A run of records:
>> Begin

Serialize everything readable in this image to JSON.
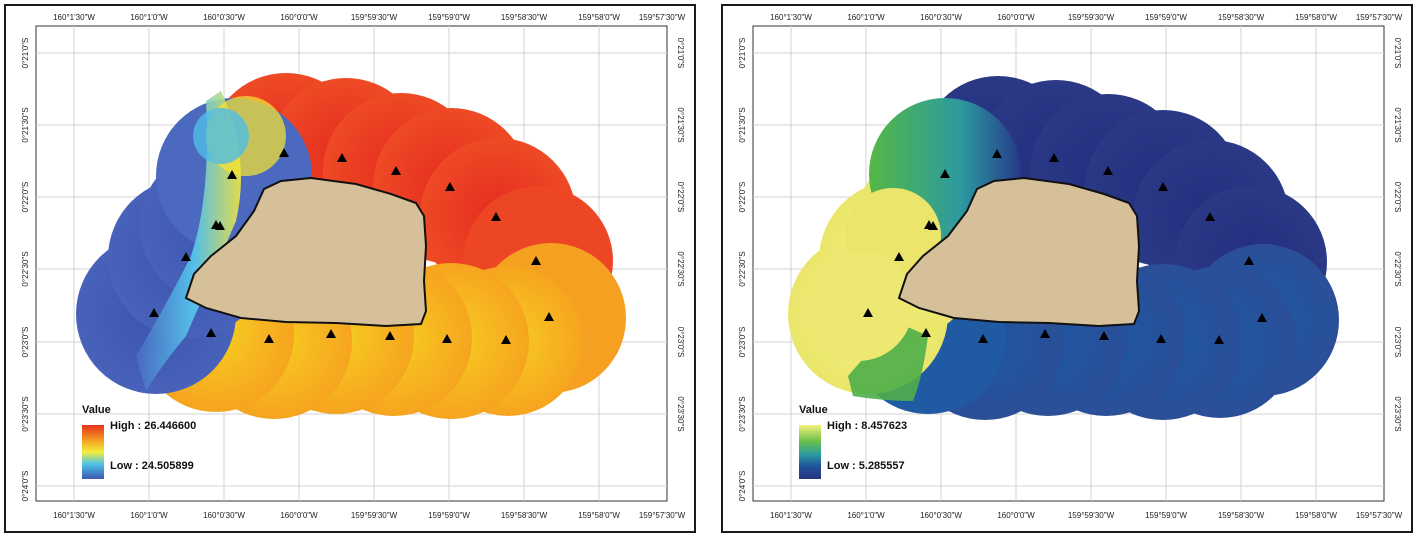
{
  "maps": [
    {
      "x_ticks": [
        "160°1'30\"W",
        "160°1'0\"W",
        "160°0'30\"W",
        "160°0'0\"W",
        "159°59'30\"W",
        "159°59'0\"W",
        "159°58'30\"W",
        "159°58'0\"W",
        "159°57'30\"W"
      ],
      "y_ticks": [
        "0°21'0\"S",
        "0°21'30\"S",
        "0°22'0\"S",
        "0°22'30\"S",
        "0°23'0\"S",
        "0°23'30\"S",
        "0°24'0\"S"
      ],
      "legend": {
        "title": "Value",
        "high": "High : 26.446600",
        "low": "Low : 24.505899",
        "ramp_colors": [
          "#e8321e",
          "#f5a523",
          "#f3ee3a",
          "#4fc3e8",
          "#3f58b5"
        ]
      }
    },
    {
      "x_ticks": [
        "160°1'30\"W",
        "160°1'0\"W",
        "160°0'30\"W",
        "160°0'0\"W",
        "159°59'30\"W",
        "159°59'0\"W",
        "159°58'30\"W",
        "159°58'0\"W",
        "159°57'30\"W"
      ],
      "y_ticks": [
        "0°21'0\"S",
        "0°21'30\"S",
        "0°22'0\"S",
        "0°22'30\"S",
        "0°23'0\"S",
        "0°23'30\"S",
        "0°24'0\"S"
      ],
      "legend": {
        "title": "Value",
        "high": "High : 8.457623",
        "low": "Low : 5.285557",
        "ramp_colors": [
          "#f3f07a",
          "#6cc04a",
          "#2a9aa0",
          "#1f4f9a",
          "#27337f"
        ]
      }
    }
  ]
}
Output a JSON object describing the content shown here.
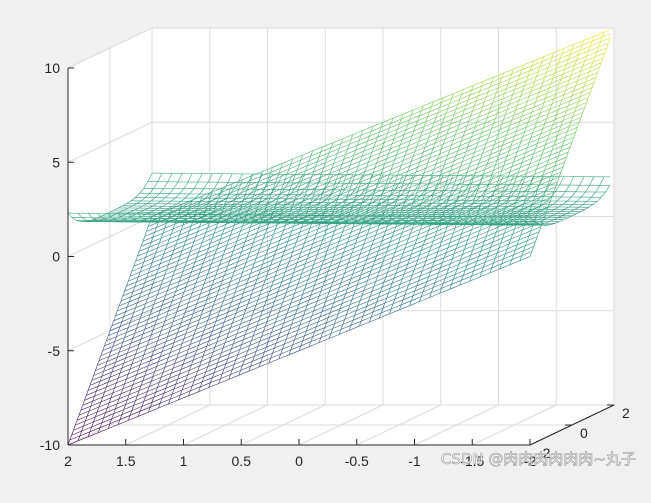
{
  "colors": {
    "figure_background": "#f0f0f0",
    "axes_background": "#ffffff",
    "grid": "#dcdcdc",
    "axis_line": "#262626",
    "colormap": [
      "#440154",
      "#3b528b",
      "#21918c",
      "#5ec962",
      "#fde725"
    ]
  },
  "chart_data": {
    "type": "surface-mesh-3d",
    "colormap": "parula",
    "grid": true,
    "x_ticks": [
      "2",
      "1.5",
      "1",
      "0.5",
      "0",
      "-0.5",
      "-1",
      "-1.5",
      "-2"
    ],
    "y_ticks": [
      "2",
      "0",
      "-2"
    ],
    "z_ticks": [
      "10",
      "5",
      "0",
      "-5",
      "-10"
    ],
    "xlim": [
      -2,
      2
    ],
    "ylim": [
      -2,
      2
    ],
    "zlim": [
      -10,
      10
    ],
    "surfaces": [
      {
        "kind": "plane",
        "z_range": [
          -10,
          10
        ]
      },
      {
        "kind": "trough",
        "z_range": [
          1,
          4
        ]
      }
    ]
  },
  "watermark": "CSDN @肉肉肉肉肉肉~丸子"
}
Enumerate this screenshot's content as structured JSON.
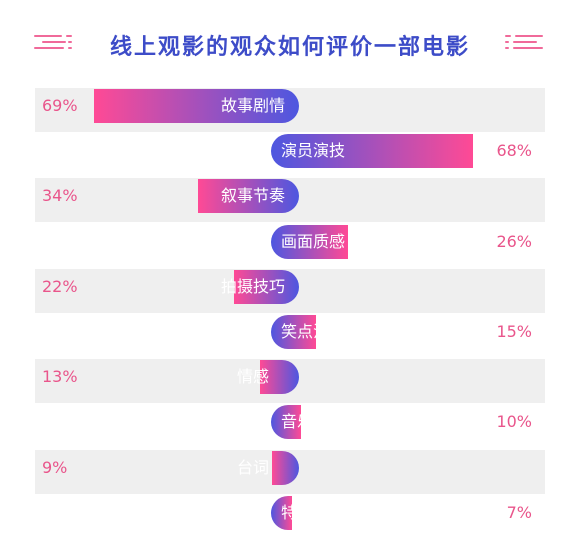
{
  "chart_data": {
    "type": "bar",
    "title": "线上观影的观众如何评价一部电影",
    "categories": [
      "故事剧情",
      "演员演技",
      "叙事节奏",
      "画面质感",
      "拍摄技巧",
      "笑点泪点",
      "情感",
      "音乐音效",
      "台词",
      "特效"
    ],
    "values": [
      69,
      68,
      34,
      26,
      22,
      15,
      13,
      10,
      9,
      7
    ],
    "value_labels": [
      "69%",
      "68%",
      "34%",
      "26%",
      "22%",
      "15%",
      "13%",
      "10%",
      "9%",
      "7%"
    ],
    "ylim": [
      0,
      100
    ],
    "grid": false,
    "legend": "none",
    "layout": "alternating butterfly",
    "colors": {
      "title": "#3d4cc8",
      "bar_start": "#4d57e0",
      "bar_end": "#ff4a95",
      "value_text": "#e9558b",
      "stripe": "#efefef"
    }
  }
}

>> End

• WHAT YOU NEED TO DO:
Provide only the count of lines in the material above that hold the word "High".

• EXERCISE SOLUTION:
2